=== TASK TO COMPLETE ===
Filter this data down to the lines that hold "bruges", and copy them.

=== Data records ===

☆ ☆ ☆

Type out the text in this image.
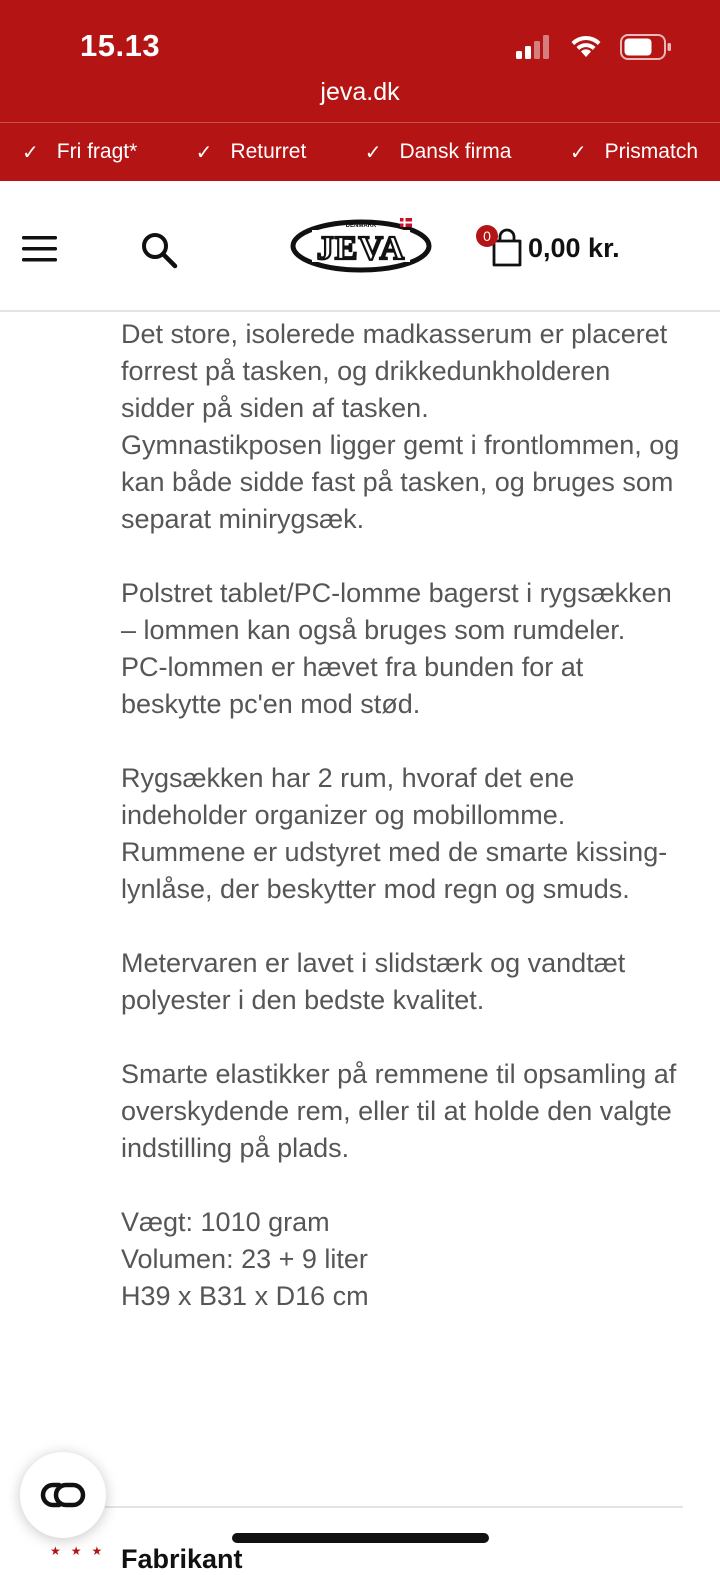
15.13
jeva.dk
✓ Fri fragt*	✓ Returret	✓ Dansk firma	✓ Prismatch
JEVA
DENMARK
SINCE 1956
0 0,00 kr.

Det store, isolerede madkasserum er placeret forrest på tasken, og drikkedunkholderen sidder på siden af tasken.

Gymnastikposen ligger gemt i frontlommen, og kan både sidde fast på tasken, og bruges som separat minirygsæk.

Polstret tablet/PC-lomme bagerst i rygsækken – lommen kan også bruges som rumdeler.

PC-lommen er hævet fra bunden for at beskytte pc'en mod stød.

Rygsækken har 2 rum, hvoraf det ene indeholder organizer og mobillomme.

Rummene er udstyret med de smarte kissing-lynlåse, der beskytter mod regn og smuds.

Metervaren er lavet i slidstærk og vandtæt polyester i den bedste kvalitet.

Smarte elastikker på remmene til opsamling af overskydende rem, eller til at holde den valgte indstilling på plads.

Vægt: 1010 gram

Volumen: 23 + 9 liter

H39 x B31 x D16 cm

★★★ Fabrikant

☆ ☆ ☆

=== RESULT OF THE EXERCISE ===
Gymnastikposen ligger gemt i frontlommen, og kan både sidde fast på tasken, og bruges som separat minirygsæk.
Polstret tablet/PC-lomme bagerst i rygsækken – lommen kan også bruges som rumdeler.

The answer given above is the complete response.